Reproduce the records below exactly as they appear.

═══ Task data

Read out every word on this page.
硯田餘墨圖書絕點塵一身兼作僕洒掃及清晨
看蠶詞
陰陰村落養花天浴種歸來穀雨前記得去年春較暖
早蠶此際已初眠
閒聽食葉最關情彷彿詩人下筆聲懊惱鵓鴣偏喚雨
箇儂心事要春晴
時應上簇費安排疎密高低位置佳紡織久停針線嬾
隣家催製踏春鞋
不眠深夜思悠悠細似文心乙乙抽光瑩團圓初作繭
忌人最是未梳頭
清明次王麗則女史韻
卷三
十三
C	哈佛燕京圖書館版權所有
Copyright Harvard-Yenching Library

══════

▶ _Expected output_
Read out every word on this page.
硯田餘墨圖書絕點塵一身兼作僕洒掃及清晨
看蠶詞
陰陰村落養花天浴種歸來穀雨前記得去年春較暖
早蠶此際已初眠
閒聽食葉最關情彷彿詩人下筆聲懊惱鵓鴣偏喚雨
箇儂心事要春晴
時應上簇費安排疎密高低位置佳紡織久停針線嬾
隣家催製踏春鞋
不眠深夜思悠悠細似文心乙乙抽光瑩團圓初作繭
忌人最是未梳頭
清明次王麗則女史韻
卷三
十三
C	哈佛燕京圖書館版權所有
Copyright Harvard-Yenching Library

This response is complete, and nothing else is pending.